TASK DESCRIPTION: Each line that holds the string "Legacy" counts once; say how many such lines there are and add nothing.
====== TASK INPUT
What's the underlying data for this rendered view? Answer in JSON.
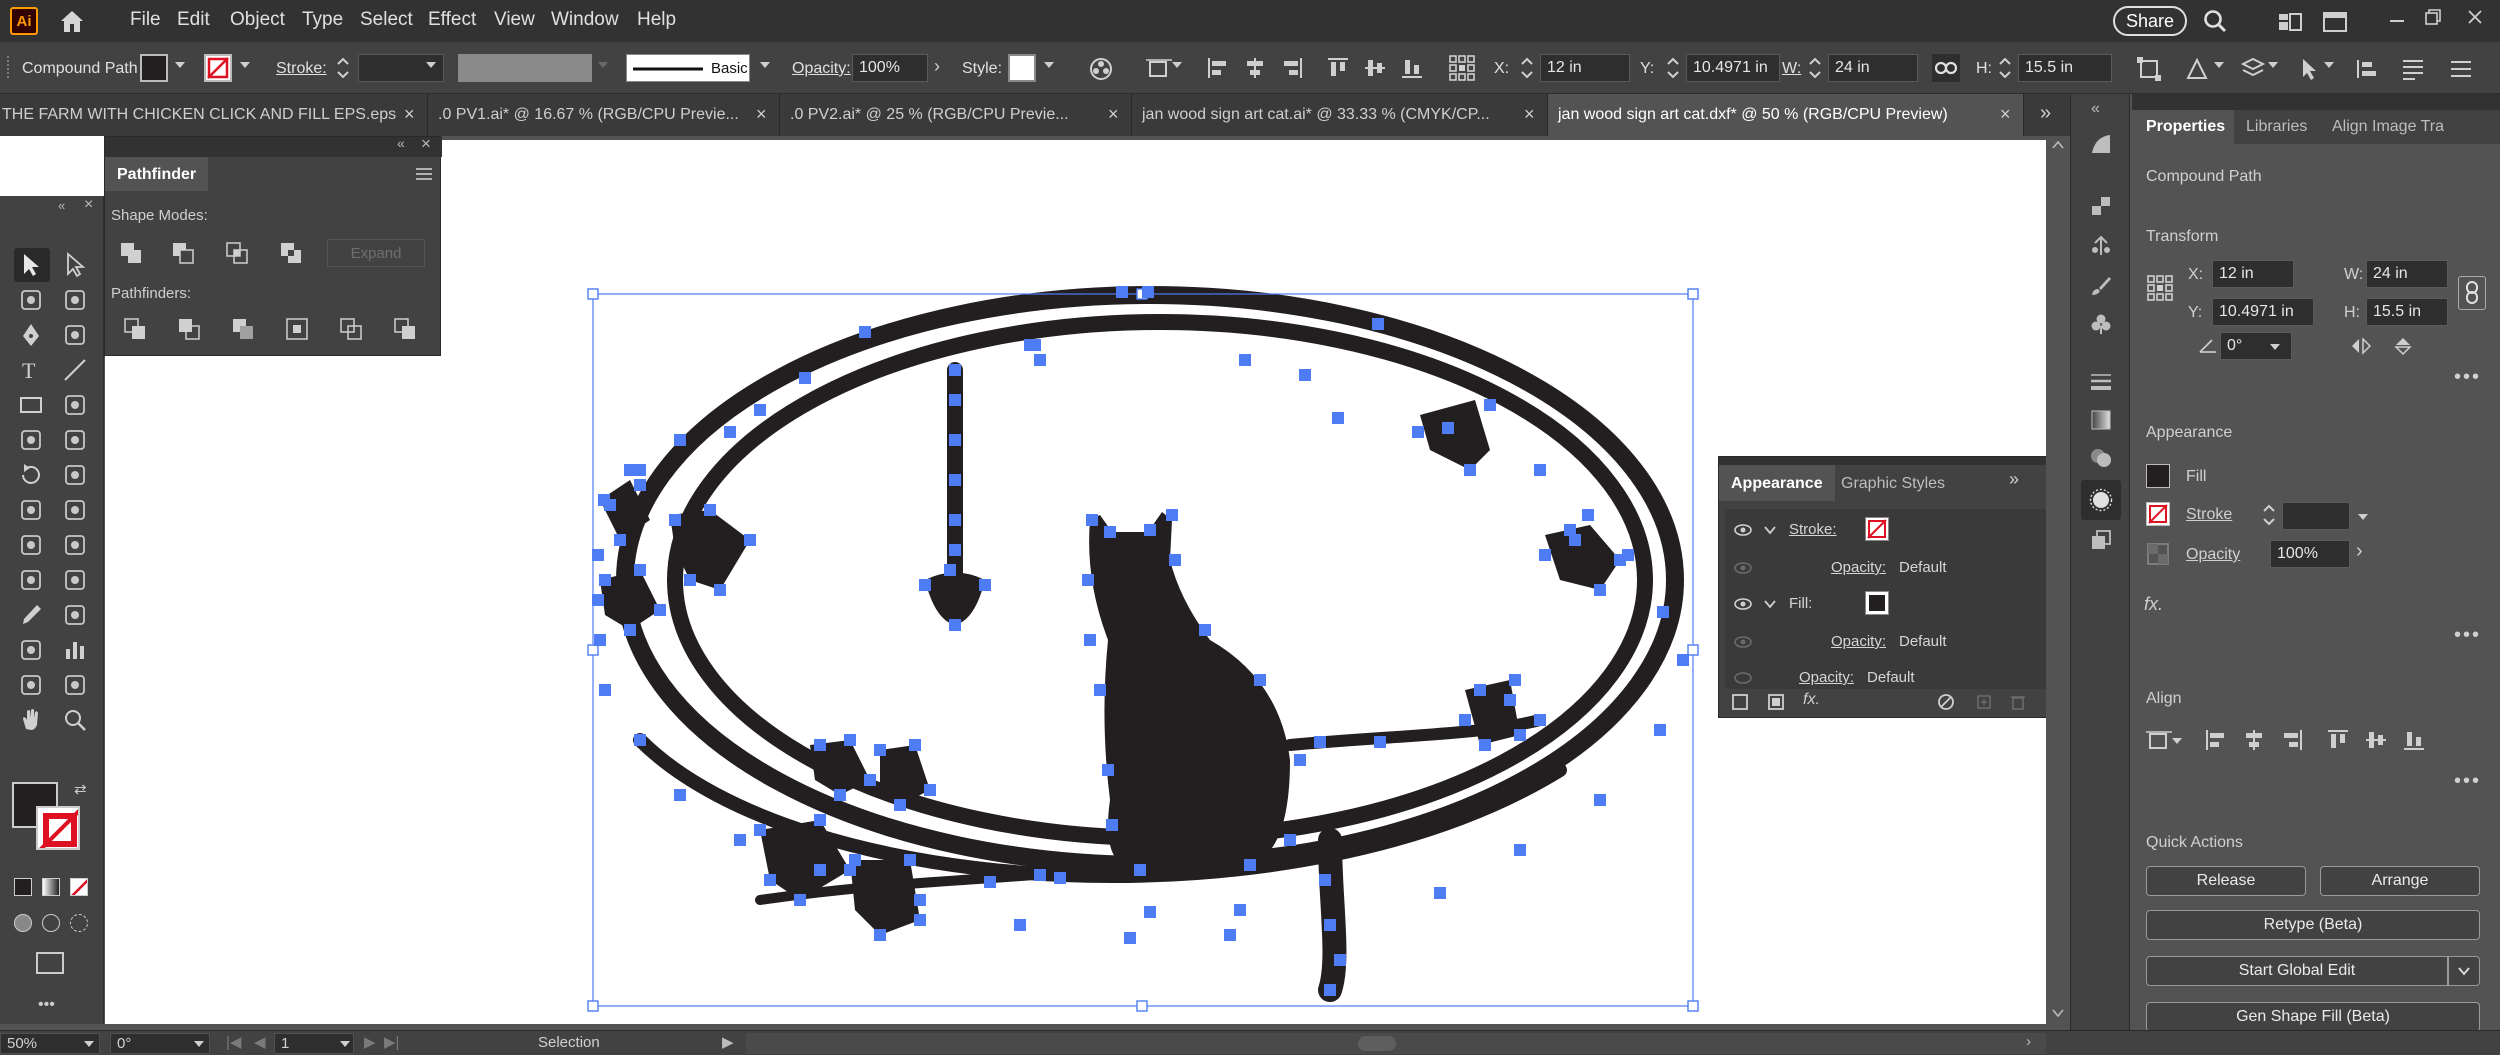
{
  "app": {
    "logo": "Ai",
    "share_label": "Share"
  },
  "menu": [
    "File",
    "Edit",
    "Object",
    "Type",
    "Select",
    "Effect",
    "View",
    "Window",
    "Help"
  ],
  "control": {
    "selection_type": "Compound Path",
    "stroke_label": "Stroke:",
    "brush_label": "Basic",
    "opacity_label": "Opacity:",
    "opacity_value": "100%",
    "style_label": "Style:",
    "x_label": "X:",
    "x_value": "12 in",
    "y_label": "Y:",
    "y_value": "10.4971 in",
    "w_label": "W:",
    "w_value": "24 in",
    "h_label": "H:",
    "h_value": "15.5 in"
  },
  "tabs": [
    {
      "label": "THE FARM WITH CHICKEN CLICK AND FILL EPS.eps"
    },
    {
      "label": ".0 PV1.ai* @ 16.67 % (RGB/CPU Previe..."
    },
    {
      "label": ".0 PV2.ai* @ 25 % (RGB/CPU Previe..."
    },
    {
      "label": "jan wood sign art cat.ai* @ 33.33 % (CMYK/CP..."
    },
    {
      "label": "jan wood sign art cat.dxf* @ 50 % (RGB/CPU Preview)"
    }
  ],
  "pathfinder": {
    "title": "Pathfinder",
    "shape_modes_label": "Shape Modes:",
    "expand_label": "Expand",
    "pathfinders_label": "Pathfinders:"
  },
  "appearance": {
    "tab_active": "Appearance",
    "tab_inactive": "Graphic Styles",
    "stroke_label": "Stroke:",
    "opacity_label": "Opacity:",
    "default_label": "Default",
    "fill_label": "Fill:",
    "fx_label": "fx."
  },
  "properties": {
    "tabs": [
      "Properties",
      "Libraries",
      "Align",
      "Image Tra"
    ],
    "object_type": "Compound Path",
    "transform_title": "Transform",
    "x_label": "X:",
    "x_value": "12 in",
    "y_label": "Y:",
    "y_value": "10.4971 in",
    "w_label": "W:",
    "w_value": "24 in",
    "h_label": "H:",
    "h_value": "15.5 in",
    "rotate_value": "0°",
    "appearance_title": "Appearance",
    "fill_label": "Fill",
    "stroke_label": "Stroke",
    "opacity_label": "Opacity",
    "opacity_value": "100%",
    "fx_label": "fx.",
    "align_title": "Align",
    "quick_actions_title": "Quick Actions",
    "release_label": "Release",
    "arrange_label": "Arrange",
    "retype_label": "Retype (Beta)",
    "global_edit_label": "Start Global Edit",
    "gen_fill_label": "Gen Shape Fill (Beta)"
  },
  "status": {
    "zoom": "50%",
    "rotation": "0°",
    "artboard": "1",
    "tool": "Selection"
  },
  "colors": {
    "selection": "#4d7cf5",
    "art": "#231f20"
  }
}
============
====== TASK INPUT
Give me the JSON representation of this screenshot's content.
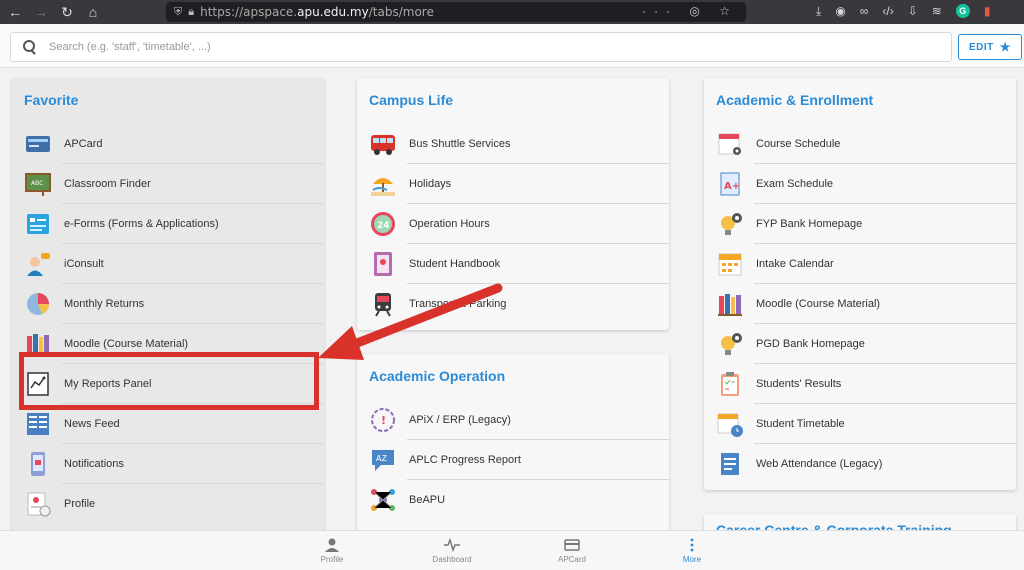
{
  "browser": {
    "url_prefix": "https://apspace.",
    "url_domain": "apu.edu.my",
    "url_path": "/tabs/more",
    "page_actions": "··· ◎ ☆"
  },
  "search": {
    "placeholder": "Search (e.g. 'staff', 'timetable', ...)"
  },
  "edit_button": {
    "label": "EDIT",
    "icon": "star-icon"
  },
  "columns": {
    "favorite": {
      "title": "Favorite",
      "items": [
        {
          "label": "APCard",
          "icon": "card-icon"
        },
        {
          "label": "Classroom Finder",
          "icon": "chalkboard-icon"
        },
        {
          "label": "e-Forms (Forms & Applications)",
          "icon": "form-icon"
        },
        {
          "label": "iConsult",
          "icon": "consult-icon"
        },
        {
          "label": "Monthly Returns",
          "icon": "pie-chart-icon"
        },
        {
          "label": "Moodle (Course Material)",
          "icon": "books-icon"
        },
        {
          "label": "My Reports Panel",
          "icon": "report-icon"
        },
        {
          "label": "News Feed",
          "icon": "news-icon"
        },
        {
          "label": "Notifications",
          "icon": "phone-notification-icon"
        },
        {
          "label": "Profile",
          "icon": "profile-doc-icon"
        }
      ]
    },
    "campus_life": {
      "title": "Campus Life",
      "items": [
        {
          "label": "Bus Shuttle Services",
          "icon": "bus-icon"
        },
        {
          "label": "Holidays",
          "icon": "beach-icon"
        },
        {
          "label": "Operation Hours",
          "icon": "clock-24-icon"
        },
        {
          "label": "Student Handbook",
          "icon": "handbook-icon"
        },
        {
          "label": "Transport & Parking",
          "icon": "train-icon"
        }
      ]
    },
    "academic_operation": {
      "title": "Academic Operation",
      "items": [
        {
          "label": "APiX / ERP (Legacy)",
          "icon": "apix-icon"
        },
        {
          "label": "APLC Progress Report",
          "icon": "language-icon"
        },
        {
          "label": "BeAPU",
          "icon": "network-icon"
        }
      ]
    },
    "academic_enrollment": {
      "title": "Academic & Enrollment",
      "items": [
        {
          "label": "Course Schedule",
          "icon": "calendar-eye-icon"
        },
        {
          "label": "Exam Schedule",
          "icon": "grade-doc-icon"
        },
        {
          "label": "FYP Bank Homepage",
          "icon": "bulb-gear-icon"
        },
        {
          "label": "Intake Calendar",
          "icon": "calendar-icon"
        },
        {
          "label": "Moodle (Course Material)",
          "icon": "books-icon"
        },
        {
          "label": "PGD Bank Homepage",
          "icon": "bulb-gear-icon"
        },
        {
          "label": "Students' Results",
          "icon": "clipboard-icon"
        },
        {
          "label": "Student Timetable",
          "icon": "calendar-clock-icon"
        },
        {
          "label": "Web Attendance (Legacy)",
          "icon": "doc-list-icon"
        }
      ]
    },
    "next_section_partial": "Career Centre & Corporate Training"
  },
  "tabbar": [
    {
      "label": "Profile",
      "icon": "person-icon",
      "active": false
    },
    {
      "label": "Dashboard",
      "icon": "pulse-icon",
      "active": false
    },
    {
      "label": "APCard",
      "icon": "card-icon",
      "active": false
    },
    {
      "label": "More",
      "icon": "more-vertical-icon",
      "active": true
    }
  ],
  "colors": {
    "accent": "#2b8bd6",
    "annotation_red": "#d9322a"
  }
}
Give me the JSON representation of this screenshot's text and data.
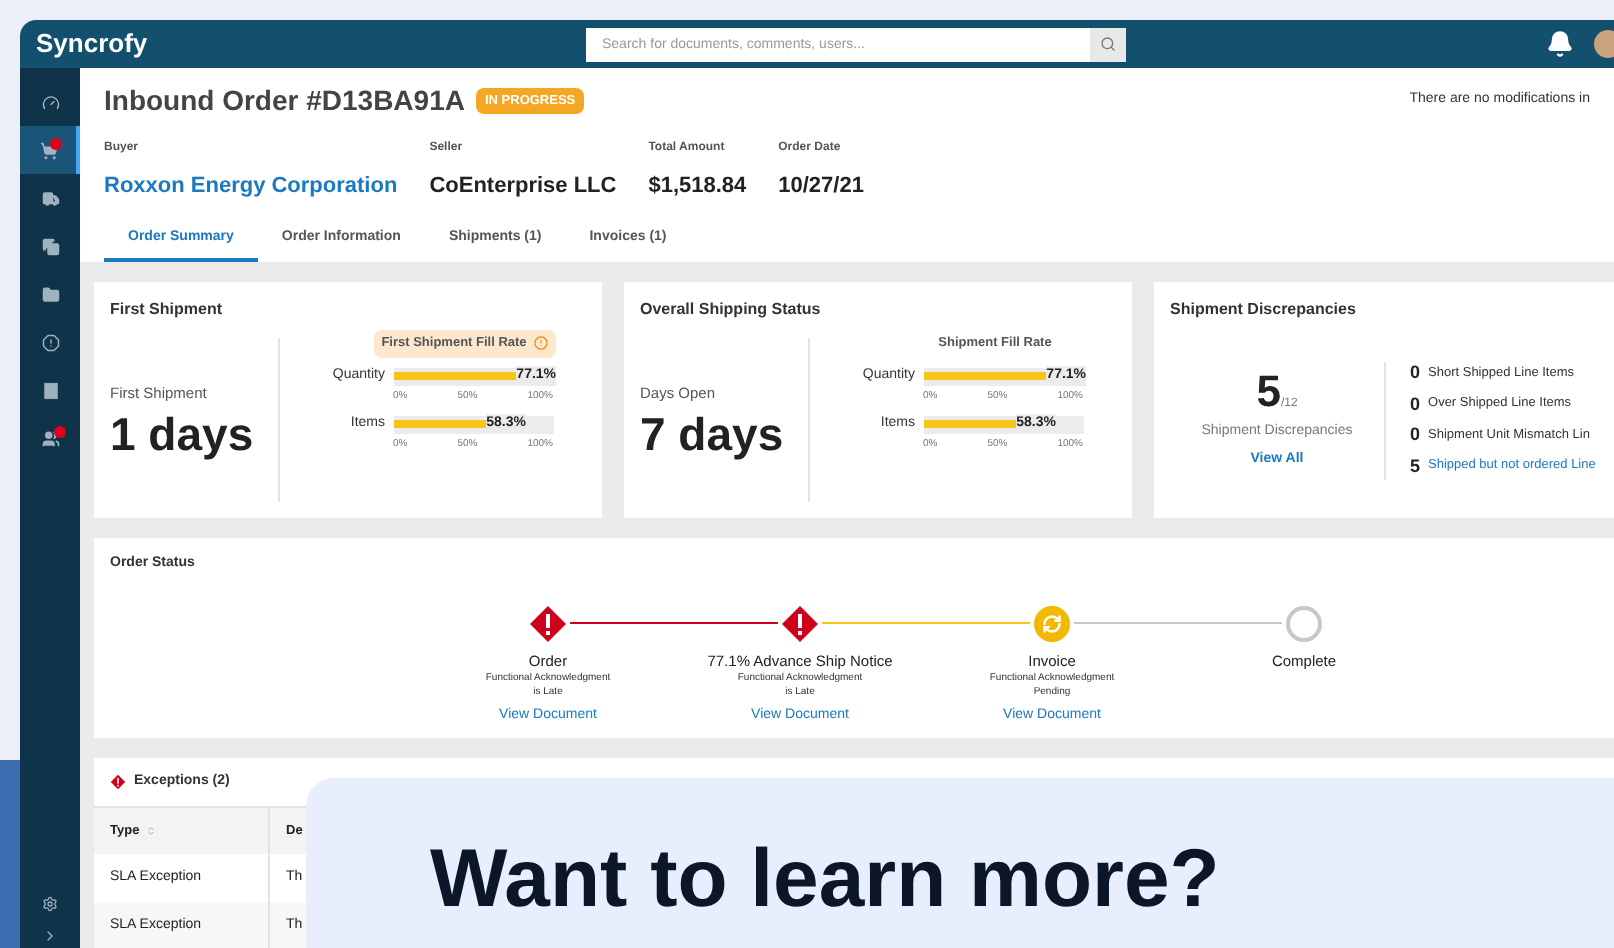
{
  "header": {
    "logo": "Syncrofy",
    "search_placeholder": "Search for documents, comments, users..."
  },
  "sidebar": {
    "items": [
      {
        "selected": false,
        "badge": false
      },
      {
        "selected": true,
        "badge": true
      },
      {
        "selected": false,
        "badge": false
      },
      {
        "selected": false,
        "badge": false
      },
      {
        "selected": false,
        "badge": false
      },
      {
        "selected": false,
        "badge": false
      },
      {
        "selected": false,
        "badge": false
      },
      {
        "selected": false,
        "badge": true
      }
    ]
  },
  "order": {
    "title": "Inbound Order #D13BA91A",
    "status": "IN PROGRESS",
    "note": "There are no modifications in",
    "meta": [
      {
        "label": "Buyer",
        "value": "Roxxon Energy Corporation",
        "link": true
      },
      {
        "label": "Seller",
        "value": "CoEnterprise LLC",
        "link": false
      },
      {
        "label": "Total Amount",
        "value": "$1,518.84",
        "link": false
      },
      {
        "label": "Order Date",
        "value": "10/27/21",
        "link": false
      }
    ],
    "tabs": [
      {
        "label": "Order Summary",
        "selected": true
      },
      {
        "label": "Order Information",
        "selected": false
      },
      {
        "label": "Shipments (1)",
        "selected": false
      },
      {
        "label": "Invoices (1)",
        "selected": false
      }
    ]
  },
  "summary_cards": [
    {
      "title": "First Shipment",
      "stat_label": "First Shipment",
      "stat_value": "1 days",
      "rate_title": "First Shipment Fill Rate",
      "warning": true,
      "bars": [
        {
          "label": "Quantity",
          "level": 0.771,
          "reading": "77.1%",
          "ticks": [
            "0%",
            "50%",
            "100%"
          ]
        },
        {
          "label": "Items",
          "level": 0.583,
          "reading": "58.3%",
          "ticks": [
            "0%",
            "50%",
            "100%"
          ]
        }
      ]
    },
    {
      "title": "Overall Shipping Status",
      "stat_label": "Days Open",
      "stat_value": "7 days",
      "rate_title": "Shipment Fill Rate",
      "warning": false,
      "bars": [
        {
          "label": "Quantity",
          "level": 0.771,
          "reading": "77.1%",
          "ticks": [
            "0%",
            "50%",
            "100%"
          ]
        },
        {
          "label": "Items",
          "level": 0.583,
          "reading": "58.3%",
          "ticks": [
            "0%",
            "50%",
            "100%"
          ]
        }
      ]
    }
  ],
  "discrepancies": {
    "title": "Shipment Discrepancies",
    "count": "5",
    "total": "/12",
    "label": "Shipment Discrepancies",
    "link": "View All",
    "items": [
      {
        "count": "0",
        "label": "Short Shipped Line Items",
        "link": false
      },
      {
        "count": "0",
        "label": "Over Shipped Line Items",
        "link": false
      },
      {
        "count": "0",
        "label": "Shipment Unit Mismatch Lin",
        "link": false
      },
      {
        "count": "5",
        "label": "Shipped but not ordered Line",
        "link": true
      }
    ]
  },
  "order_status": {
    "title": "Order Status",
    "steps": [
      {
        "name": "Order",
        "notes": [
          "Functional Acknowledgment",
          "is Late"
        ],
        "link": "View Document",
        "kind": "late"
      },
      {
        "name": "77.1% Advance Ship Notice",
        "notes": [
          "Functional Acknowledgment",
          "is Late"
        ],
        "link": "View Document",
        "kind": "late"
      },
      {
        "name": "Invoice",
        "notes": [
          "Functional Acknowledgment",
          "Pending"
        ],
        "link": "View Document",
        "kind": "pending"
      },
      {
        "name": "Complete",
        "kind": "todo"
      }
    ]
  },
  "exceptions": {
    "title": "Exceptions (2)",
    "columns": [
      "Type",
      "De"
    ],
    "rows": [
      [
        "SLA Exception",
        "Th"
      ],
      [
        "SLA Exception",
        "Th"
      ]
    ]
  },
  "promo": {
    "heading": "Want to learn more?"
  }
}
============
SOLUTION FOR THIS EXERCISE: 2